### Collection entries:
-- begin --

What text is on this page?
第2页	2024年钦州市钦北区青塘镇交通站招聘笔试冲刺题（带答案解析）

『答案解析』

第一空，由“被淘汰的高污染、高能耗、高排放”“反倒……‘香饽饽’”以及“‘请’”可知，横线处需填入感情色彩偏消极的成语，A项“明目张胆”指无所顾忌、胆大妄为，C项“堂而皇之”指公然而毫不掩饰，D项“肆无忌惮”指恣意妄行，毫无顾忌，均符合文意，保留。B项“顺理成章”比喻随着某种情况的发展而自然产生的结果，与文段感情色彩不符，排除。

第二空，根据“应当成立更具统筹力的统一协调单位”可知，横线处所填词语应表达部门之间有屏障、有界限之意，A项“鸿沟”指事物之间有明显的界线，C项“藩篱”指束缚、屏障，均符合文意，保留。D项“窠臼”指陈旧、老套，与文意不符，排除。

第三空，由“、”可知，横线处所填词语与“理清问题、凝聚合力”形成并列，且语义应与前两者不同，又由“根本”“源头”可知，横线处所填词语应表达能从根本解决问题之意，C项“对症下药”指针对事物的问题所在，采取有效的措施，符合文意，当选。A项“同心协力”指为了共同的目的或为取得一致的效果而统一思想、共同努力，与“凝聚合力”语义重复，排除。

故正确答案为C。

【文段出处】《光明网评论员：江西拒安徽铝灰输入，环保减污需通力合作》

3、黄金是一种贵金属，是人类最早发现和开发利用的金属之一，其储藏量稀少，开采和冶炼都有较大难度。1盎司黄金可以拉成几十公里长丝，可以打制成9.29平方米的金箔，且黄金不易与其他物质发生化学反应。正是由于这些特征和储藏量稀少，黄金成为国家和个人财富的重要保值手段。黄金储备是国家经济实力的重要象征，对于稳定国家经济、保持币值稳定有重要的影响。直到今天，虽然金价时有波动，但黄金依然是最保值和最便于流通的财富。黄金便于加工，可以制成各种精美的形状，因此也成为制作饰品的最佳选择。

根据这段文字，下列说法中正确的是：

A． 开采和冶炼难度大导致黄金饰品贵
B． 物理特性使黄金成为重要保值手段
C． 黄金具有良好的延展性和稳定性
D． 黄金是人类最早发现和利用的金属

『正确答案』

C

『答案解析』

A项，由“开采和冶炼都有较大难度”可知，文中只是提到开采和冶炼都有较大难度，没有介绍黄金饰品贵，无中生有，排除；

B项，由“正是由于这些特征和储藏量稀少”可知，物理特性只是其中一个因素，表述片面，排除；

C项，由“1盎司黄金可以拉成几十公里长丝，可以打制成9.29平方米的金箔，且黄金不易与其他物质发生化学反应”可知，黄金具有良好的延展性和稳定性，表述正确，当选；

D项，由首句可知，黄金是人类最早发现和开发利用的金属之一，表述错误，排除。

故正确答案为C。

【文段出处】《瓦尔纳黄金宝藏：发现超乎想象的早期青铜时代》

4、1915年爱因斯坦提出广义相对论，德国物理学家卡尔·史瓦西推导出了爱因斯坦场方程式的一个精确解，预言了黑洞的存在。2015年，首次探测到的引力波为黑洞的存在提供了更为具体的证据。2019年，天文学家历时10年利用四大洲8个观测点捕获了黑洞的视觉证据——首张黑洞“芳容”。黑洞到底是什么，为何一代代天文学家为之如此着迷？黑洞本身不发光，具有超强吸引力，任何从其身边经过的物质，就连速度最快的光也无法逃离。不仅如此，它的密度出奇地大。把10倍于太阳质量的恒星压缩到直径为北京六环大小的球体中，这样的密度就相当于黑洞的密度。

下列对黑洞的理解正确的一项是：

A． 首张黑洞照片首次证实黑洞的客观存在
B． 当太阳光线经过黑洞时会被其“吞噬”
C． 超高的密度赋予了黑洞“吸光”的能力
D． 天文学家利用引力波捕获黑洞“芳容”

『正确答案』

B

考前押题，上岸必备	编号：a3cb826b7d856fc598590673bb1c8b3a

-- end --
-- begin --

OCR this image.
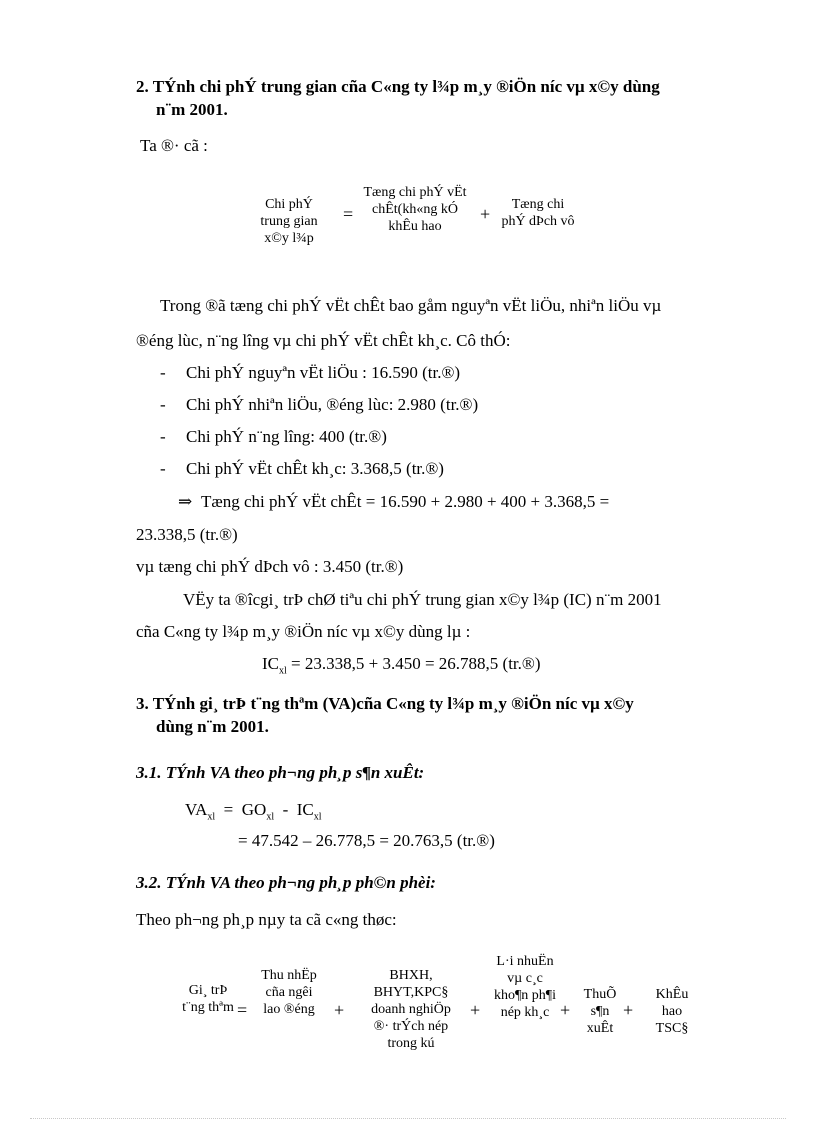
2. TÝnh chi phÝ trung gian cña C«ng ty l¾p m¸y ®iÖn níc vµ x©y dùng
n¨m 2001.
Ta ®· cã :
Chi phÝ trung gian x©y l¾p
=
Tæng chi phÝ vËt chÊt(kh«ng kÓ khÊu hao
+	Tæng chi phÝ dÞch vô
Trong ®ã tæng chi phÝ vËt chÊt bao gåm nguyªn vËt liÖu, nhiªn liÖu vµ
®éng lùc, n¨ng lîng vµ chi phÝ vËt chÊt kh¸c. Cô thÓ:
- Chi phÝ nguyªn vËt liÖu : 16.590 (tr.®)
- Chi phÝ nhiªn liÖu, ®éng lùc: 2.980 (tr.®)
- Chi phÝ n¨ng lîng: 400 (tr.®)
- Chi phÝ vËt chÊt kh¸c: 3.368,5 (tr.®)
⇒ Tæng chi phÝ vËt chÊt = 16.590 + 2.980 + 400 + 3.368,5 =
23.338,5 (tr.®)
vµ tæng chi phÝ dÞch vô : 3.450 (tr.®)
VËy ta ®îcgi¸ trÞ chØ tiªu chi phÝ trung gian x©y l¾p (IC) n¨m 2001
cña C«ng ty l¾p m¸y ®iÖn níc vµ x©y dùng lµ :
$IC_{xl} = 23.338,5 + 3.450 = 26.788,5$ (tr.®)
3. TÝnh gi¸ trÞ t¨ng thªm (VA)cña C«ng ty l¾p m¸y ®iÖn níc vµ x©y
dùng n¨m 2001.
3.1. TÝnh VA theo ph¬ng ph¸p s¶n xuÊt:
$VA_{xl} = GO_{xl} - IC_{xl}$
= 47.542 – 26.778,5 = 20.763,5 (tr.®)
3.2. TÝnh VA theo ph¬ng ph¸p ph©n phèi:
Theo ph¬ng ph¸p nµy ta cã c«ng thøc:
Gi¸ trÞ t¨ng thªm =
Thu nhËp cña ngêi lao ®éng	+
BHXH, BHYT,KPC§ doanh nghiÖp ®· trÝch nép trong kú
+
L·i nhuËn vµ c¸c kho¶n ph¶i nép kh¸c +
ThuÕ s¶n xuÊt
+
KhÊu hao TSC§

-- end --

### What needs to be done:
Copy every single line of the material above that holds "正是由于这些特征和储藏量稀少".

### Task result:
3、黄金是一种贵金属，是人类最早发现和开发利用的金属之一，其储藏量稀少，开采和冶炼都有较大难度。1盎司黄金可以拉成几十公里长丝，可以打制成9.29平方米的金箔，且黄金不易与其他物质发生化学反应。正是由于这些特征和储藏量稀少，黄金成为国家和个人财富的重要保值手段。黄金储备是国家经济实力的重要象征，对于稳定国家经济、保持币值稳定有重要的影响。直到今天，虽然金价时有波动，但黄金依然是最保值和最便于流通的财富。黄金便于加工，可以制成各种精美的形状，因此也成为制作饰品的最佳选择。
B项，由“正是由于这些特征和储藏量稀少”可知，物理特性只是其中一个因素，表述片面，排除；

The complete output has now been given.